= Task statement =
Locate all lines in the data below that hold "básica" and show them.

= Data provided =
###

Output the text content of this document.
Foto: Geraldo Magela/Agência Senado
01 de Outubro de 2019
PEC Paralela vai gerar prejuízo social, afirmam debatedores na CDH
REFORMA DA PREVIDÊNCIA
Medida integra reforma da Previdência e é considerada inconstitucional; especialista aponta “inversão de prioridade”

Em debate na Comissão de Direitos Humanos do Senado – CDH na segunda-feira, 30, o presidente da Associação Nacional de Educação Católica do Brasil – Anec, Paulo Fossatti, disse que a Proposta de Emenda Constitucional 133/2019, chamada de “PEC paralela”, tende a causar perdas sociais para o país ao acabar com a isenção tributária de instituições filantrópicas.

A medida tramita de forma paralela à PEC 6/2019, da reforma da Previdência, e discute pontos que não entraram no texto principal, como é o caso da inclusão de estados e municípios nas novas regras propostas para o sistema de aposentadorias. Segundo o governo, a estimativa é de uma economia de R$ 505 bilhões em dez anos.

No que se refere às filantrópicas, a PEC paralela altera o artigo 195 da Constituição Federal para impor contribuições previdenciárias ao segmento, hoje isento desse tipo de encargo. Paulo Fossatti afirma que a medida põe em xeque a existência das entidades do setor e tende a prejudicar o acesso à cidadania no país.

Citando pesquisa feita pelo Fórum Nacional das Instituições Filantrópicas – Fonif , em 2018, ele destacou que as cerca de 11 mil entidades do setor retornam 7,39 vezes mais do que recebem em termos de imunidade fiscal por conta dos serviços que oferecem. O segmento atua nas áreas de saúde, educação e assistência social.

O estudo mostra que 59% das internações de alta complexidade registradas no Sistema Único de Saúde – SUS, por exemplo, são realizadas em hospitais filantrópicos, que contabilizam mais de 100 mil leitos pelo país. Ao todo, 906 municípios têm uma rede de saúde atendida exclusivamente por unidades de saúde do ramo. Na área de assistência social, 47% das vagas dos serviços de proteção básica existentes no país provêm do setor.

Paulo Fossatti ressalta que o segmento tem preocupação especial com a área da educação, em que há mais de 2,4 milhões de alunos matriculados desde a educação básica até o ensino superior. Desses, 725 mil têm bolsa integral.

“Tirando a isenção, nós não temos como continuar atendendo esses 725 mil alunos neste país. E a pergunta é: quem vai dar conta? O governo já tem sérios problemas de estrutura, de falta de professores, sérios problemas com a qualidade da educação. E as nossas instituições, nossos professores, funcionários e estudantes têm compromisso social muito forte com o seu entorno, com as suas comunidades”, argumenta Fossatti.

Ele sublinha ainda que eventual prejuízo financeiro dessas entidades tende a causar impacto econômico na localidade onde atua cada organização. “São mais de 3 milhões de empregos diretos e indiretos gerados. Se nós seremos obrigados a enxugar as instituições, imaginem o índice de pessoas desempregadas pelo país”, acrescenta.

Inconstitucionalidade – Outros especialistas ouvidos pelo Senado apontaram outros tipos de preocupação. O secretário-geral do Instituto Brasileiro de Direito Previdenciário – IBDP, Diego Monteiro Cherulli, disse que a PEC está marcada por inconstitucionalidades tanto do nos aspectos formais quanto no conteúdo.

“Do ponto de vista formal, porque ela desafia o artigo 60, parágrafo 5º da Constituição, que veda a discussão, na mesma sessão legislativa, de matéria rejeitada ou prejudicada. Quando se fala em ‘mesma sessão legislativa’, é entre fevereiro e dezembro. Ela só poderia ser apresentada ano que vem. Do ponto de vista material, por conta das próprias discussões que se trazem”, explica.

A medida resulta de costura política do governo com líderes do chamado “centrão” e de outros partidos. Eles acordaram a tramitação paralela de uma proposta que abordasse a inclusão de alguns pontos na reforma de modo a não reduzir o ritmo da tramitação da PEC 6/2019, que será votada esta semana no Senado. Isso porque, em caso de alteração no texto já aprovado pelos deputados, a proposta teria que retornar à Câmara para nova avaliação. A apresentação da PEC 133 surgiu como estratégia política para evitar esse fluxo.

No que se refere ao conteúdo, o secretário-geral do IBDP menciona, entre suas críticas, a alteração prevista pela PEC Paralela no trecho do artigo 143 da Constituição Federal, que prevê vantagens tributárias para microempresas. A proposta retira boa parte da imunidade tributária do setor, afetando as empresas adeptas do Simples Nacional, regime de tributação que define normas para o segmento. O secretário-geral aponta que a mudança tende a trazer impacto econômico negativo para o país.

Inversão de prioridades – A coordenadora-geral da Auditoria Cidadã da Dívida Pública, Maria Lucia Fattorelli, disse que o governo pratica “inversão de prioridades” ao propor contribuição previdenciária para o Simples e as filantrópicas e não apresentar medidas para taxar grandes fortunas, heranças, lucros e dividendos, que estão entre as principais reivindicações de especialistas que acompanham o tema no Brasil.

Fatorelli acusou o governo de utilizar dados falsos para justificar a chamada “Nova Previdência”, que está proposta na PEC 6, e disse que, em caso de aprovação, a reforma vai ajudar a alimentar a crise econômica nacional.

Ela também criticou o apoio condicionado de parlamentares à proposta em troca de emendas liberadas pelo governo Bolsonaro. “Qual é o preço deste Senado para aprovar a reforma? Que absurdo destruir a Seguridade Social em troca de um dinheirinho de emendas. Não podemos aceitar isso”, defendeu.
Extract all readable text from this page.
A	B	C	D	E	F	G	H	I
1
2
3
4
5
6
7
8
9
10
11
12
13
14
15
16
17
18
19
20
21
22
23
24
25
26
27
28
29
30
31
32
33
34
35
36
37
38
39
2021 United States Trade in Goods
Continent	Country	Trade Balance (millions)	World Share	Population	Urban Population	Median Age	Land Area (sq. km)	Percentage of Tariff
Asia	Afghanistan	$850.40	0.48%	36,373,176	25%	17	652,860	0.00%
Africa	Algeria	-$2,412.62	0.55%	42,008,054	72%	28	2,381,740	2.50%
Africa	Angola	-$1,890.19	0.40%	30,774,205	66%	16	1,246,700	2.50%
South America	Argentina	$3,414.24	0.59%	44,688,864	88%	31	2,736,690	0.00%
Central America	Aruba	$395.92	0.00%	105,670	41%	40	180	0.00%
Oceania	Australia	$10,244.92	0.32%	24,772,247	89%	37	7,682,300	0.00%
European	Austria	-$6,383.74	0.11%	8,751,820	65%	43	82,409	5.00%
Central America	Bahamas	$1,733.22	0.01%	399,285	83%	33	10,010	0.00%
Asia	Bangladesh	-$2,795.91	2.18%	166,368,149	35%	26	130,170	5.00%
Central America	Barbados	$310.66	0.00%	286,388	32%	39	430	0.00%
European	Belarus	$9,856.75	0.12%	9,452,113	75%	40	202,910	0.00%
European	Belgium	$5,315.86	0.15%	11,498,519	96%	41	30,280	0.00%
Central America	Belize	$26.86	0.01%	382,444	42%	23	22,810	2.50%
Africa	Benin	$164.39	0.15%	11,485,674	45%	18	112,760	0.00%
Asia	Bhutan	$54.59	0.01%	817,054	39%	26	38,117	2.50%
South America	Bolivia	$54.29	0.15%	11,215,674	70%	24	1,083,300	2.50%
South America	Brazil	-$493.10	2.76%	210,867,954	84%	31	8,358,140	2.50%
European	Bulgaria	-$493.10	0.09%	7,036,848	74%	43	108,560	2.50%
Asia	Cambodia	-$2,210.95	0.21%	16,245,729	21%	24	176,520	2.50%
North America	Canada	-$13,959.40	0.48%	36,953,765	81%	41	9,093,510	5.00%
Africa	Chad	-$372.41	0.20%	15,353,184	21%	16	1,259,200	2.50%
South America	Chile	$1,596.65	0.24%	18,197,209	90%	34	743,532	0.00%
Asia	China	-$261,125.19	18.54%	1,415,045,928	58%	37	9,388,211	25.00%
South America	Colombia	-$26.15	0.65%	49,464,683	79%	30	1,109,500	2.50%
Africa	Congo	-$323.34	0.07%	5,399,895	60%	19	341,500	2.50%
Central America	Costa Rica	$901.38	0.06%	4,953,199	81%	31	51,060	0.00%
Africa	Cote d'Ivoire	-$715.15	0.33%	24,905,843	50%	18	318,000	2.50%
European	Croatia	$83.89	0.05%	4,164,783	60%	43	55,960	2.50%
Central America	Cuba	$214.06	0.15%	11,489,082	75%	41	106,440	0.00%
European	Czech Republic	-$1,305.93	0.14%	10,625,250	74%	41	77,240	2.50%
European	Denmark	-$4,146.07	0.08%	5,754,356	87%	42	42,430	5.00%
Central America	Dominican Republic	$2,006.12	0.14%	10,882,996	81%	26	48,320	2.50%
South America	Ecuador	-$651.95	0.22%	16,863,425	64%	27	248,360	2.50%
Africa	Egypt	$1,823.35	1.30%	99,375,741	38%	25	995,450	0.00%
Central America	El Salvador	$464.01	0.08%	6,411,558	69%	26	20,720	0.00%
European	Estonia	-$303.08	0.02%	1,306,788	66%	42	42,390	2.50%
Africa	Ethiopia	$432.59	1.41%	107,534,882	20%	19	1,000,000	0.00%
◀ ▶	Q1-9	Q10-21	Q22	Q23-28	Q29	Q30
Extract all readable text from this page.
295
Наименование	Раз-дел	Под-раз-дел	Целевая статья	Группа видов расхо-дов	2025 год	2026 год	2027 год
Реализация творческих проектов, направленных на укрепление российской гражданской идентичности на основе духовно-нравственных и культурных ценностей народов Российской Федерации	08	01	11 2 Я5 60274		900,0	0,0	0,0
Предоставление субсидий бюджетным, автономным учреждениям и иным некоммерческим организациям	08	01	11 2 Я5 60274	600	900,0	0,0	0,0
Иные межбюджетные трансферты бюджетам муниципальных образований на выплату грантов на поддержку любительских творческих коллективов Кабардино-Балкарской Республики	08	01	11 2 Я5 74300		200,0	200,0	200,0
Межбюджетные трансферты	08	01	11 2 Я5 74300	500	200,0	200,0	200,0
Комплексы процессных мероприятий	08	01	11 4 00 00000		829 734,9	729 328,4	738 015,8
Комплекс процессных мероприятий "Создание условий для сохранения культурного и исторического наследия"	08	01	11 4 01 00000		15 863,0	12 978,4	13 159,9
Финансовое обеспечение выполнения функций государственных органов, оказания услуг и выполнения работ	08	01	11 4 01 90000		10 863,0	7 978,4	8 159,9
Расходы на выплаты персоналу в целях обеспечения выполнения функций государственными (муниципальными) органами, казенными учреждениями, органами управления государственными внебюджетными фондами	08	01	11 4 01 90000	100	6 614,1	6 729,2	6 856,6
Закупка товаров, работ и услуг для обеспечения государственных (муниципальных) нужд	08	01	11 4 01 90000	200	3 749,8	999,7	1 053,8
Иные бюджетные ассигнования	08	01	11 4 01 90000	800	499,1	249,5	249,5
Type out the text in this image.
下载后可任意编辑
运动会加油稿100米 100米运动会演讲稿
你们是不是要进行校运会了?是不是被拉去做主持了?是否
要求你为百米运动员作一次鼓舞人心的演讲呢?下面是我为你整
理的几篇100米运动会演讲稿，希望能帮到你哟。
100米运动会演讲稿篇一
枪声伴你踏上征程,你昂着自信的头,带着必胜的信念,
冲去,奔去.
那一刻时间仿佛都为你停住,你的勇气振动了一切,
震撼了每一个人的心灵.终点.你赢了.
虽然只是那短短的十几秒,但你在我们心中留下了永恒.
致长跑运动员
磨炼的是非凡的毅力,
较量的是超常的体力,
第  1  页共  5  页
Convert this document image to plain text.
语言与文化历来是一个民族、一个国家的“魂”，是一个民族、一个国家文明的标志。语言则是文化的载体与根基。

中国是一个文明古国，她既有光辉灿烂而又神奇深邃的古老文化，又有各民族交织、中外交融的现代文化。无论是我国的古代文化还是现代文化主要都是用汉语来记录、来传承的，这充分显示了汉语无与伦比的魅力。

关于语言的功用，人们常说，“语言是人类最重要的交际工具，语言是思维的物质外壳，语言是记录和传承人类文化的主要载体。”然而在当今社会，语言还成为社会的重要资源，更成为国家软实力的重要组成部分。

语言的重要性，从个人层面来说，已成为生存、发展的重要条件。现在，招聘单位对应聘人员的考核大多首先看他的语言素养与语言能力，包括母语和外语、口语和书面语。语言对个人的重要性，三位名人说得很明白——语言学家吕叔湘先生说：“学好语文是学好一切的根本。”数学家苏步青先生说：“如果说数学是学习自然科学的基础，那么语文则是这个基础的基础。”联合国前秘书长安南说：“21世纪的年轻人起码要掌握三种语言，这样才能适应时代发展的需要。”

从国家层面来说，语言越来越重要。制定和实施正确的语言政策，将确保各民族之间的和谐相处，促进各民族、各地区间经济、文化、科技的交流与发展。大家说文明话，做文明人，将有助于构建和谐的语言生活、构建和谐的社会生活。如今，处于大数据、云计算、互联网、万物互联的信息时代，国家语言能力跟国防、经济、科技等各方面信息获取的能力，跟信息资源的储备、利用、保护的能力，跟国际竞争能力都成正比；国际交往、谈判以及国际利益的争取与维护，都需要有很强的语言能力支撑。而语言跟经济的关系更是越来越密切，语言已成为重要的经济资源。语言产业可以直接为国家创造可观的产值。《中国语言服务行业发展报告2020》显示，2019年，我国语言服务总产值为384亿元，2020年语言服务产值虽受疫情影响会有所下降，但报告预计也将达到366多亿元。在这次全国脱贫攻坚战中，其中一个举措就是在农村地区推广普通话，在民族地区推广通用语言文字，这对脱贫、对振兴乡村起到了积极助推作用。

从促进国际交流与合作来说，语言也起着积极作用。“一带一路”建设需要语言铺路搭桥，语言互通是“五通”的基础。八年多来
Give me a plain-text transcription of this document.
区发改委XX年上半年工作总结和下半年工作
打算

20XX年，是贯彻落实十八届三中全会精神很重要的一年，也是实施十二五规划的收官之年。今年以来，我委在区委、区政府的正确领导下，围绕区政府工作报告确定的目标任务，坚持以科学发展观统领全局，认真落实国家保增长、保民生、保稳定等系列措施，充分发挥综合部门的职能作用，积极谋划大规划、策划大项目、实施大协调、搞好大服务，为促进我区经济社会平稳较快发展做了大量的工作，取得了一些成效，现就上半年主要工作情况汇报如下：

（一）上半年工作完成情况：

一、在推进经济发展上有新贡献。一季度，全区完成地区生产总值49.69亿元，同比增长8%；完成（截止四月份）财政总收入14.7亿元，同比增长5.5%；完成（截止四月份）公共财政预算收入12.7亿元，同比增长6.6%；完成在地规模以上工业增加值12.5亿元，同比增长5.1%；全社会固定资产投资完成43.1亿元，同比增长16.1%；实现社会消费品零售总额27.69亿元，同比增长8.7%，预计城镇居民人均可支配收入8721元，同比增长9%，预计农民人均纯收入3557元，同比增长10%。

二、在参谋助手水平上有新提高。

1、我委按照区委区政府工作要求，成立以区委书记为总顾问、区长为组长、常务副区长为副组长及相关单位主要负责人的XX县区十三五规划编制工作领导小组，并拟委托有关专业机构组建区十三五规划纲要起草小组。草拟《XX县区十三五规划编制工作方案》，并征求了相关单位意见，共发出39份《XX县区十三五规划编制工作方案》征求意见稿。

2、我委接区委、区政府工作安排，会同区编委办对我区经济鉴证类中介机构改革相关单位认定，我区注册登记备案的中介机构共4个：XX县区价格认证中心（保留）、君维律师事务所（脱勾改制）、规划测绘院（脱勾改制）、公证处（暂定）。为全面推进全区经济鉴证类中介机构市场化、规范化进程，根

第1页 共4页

###

= The answer =
O estudo mostra que 59% das internações de alta complexidade registradas no Sistema Único de Saúde – SUS, por exemplo, são realizadas em hospitais filantrópicos, que contabilizam mais de 100 mil leitos pelo país. Ao todo, 906 municípios têm uma rede de saúde atendida exclusivamente por unidades de saúde do ramo. Na área de assistência social, 47% das vagas dos serviços de proteção básica existentes no país provêm do setor.
Paulo Fossatti ressalta que o segmento tem preocupação especial com a área da educação, em que há mais de 2,4 milhões de alunos matriculados desde a educação básica até o ensino superior. Desses, 725 mil têm bolsa integral.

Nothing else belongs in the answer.